Requirement – Quote every line of the data below as it stands, omitting pictures.

Extracted records

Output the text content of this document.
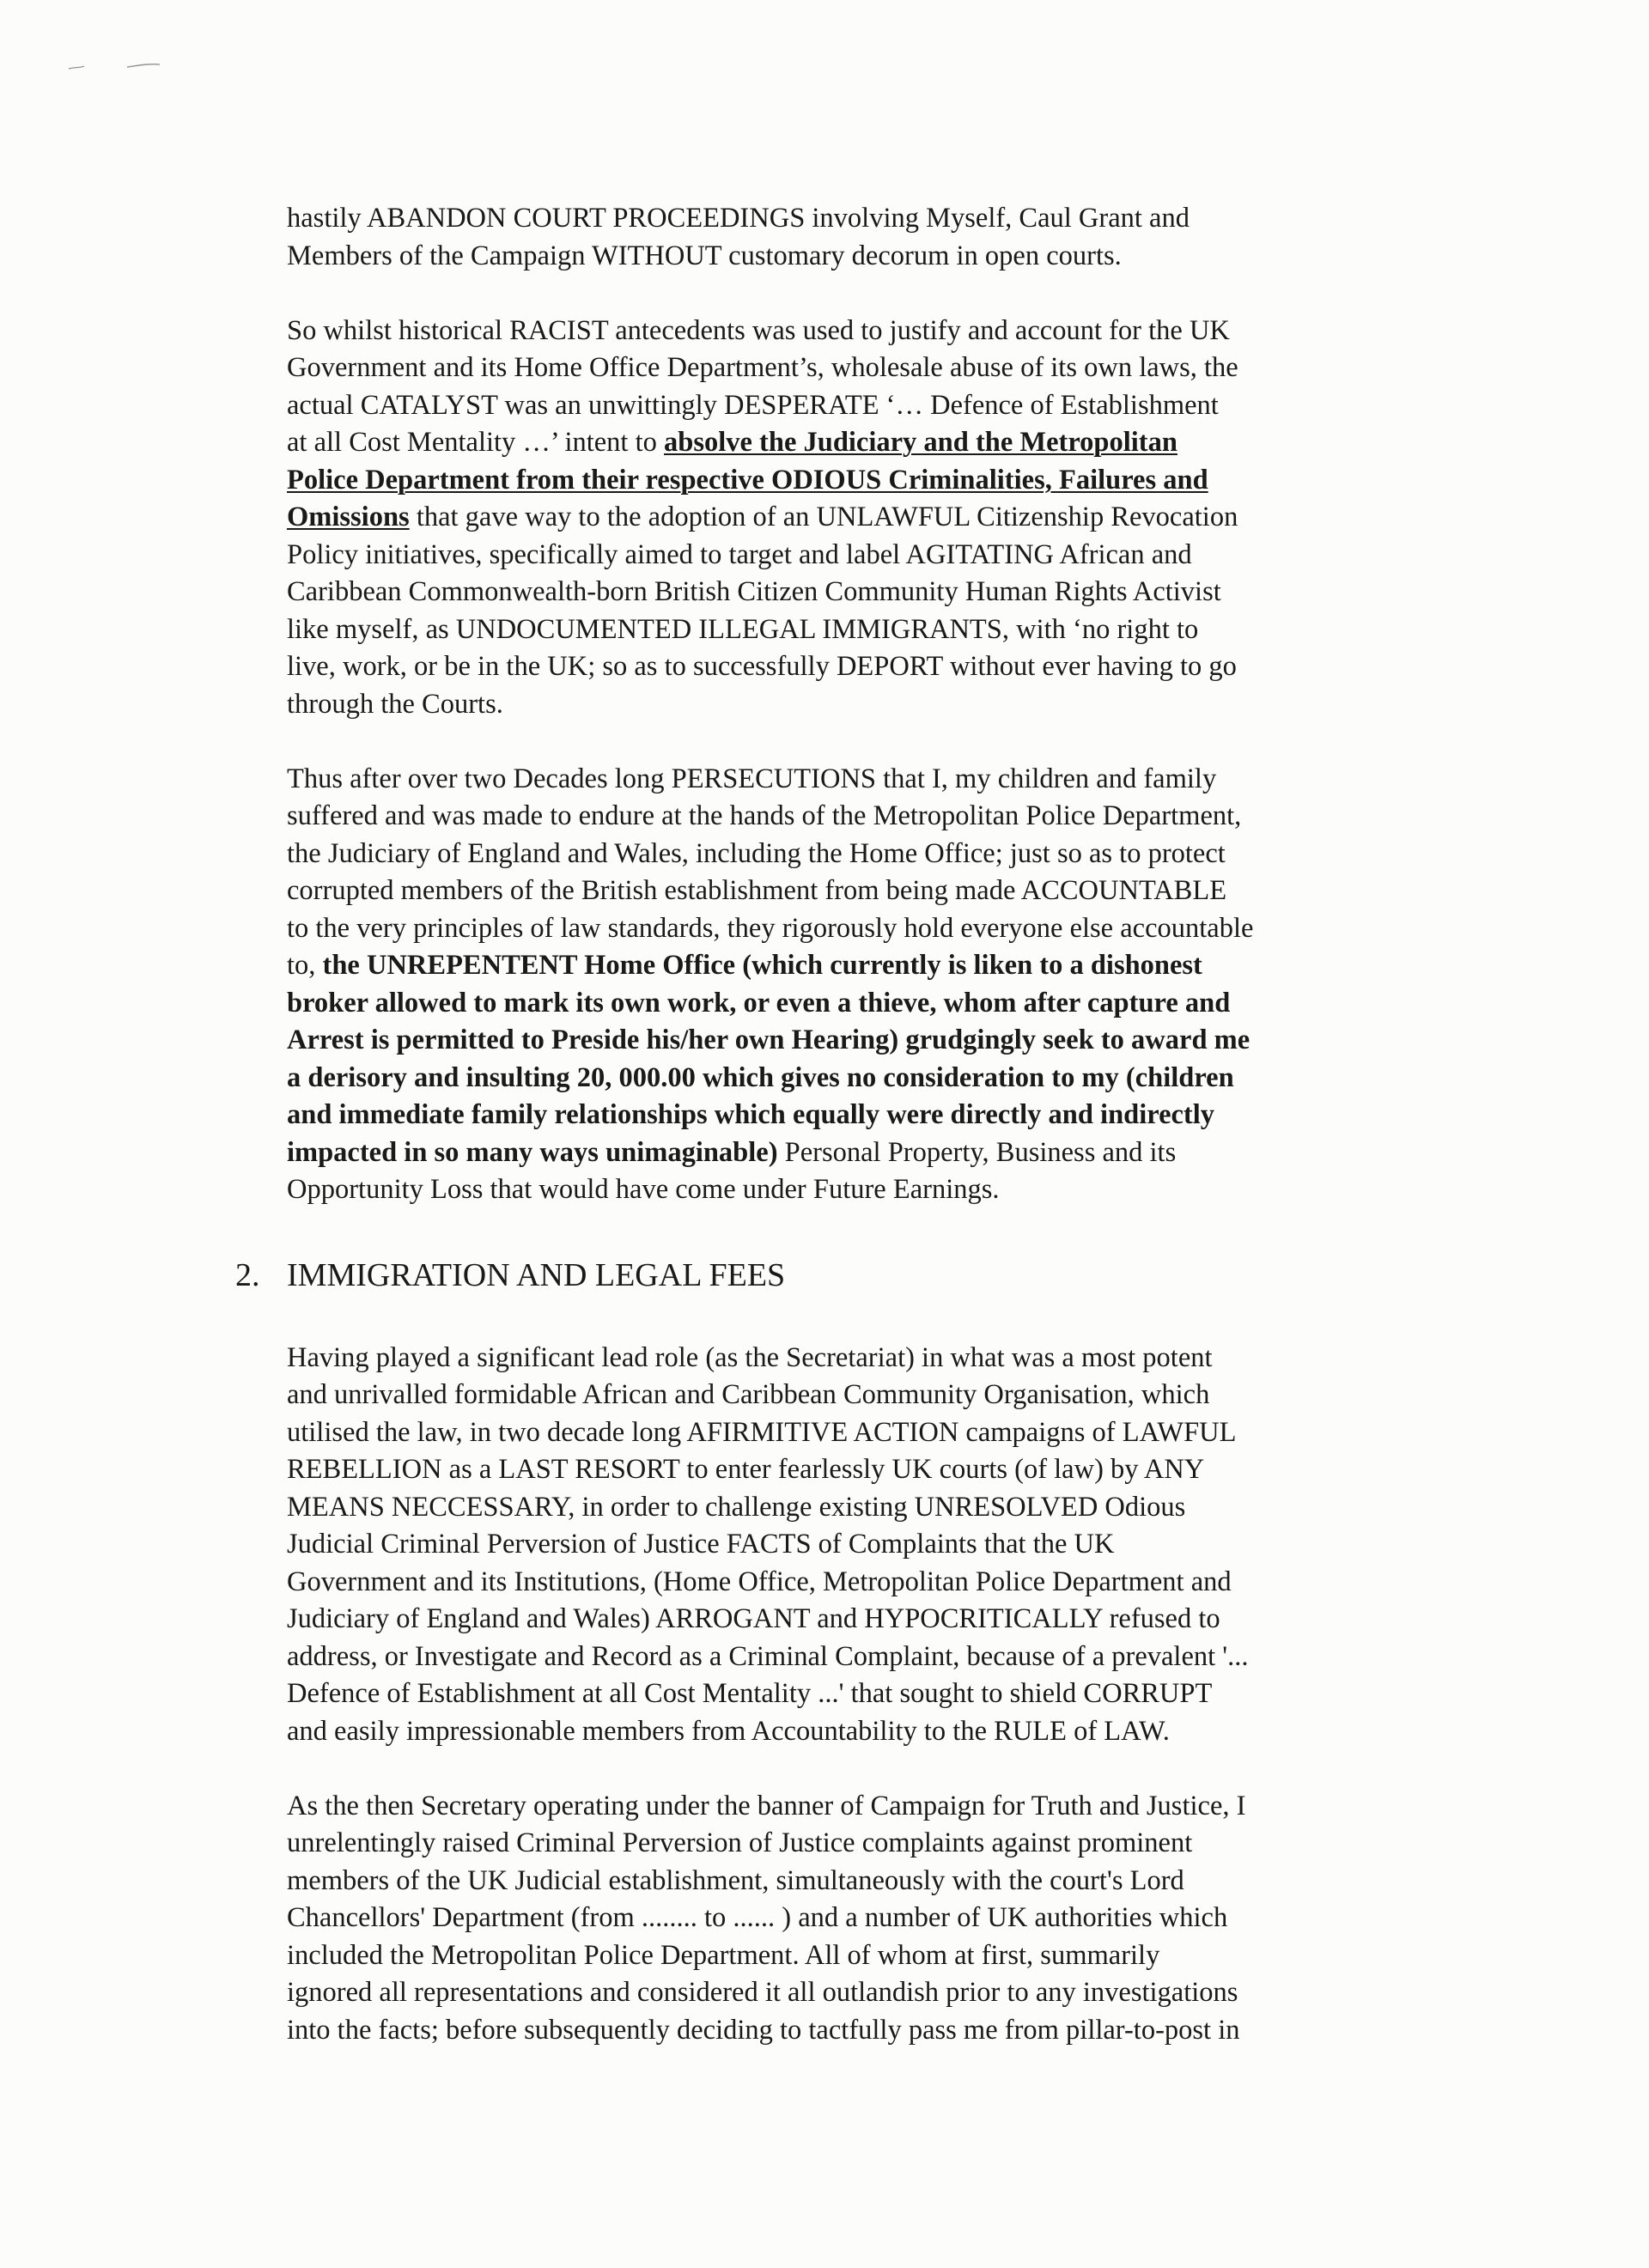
hastily ABANDON COURT PROCEEDINGS involving Myself, Caul Grant and
Members of the Campaign WITHOUT customary decorum in open courts.

So whilst historical RACIST antecedents was used to justify and account for the UK
Government and its Home Office Department’s, wholesale abuse of its own laws, the
actual CATALYST was an unwittingly DESPERATE ‘… Defence of Establishment
at all Cost Mentality …’ intent to absolve the Judiciary and the Metropolitan
Police Department from their respective ODIOUS Criminalities, Failures and
Omissions that gave way to the adoption of an UNLAWFUL Citizenship Revocation
Policy initiatives, specifically aimed to target and label AGITATING African and
Caribbean Commonwealth-born British Citizen Community Human Rights Activist
like myself, as UNDOCUMENTED ILLEGAL IMMIGRANTS, with ‘no right to
live, work, or be in the UK; so as to successfully DEPORT without ever having to go
through the Courts.

Thus after over two Decades long PERSECUTIONS that I, my children and family
suffered and was made to endure at the hands of the Metropolitan Police Department,
the Judiciary of England and Wales, including the Home Office; just so as to protect
corrupted members of the British establishment from being made ACCOUNTABLE
to the very principles of law standards, they rigorously hold everyone else accountable
to, the UNREPENTENT Home Office (which currently is liken to a dishonest
broker allowed to mark its own work, or even a thieve, whom after capture and
Arrest is permitted to Preside his/her own Hearing) grudgingly seek to award me
a derisory and insulting 20, 000.00 which gives no consideration to my (children
and immediate family relationships which equally were directly and indirectly
impacted in so many ways unimaginable) Personal Property, Business and its
Opportunity Loss that would have come under Future Earnings.

2. IMMIGRATION AND LEGAL FEES

Having played a significant lead role (as the Secretariat) in what was a most potent
and unrivalled formidable African and Caribbean Community Organisation, which
utilised the law, in two decade long AFIRMITIVE ACTION campaigns of LAWFUL
REBELLION as a LAST RESORT to enter fearlessly UK courts (of law) by ANY
MEANS NECCESSARY, in order to challenge existing UNRESOLVED Odious
Judicial Criminal Perversion of Justice FACTS of Complaints that the UK
Government and its Institutions, (Home Office, Metropolitan Police Department and
Judiciary of England and Wales) ARROGANT and HYPOCRITICALLY refused to
address, or Investigate and Record as a Criminal Complaint, because of a prevalent '...
Defence of Establishment at all Cost Mentality ...' that sought to shield CORRUPT
and easily impressionable members from Accountability to the RULE of LAW.

As the then Secretary operating under the banner of Campaign for Truth and Justice, I
unrelentingly raised Criminal Perversion of Justice complaints against prominent
members of the UK Judicial establishment, simultaneously with the court's Lord
Chancellors' Department (from ........ to ...... ) and a number of UK authorities which
included the Metropolitan Police Department. All of whom at first, summarily
ignored all representations and considered it all outlandish prior to any investigations
into the facts; before subsequently deciding to tactfully pass me from pillar-to-post in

Completed exercise –
Output the text content of this document.
hastily ABANDON COURT PROCEEDINGS involving Myself, Caul Grant and
Members of the Campaign WITHOUT customary decorum in open courts.

So whilst historical RACIST antecedents was used to justify and account for the UK
Government and its Home Office Department’s, wholesale abuse of its own laws, the
actual CATALYST was an unwittingly DESPERATE ‘… Defence of Establishment
at all Cost Mentality …’ intent to absolve the Judiciary and the Metropolitan
Police Department from their respective ODIOUS Criminalities, Failures and
Omissions that gave way to the adoption of an UNLAWFUL Citizenship Revocation
Policy initiatives, specifically aimed to target and label AGITATING African and
Caribbean Commonwealth-born British Citizen Community Human Rights Activist
like myself, as UNDOCUMENTED ILLEGAL IMMIGRANTS, with ‘no right to
live, work, or be in the UK; so as to successfully DEPORT without ever having to go
through the Courts.

Thus after over two Decades long PERSECUTIONS that I, my children and family
suffered and was made to endure at the hands of the Metropolitan Police Department,
the Judiciary of England and Wales, including the Home Office; just so as to protect
corrupted members of the British establishment from being made ACCOUNTABLE
to the very principles of law standards, they rigorously hold everyone else accountable
to, the UNREPENTENT Home Office (which currently is liken to a dishonest
broker allowed to mark its own work, or even a thieve, whom after capture and
Arrest is permitted to Preside his/her own Hearing) grudgingly seek to award me
a derisory and insulting 20, 000.00 which gives no consideration to my (children
and immediate family relationships which equally were directly and indirectly
impacted in so many ways unimaginable) Personal Property, Business and its
Opportunity Loss that would have come under Future Earnings.

2. IMMIGRATION AND LEGAL FEES

Having played a significant lead role (as the Secretariat) in what was a most potent
and unrivalled formidable African and Caribbean Community Organisation, which
utilised the law, in two decade long AFIRMITIVE ACTION campaigns of LAWFUL
REBELLION as a LAST RESORT to enter fearlessly UK courts (of law) by ANY
MEANS NECCESSARY, in order to challenge existing UNRESOLVED Odious
Judicial Criminal Perversion of Justice FACTS of Complaints that the UK
Government and its Institutions, (Home Office, Metropolitan Police Department and
Judiciary of England and Wales) ARROGANT and HYPOCRITICALLY refused to
address, or Investigate and Record as a Criminal Complaint, because of a prevalent '...
Defence of Establishment at all Cost Mentality ...' that sought to shield CORRUPT
and easily impressionable members from Accountability to the RULE of LAW.

As the then Secretary operating under the banner of Campaign for Truth and Justice, I
unrelentingly raised Criminal Perversion of Justice complaints against prominent
members of the UK Judicial establishment, simultaneously with the court's Lord
Chancellors' Department (from ........ to ...... ) and a number of UK authorities which
included the Metropolitan Police Department. All of whom at first, summarily
ignored all representations and considered it all outlandish prior to any investigations
into the facts; before subsequently deciding to tactfully pass me from pillar-to-post in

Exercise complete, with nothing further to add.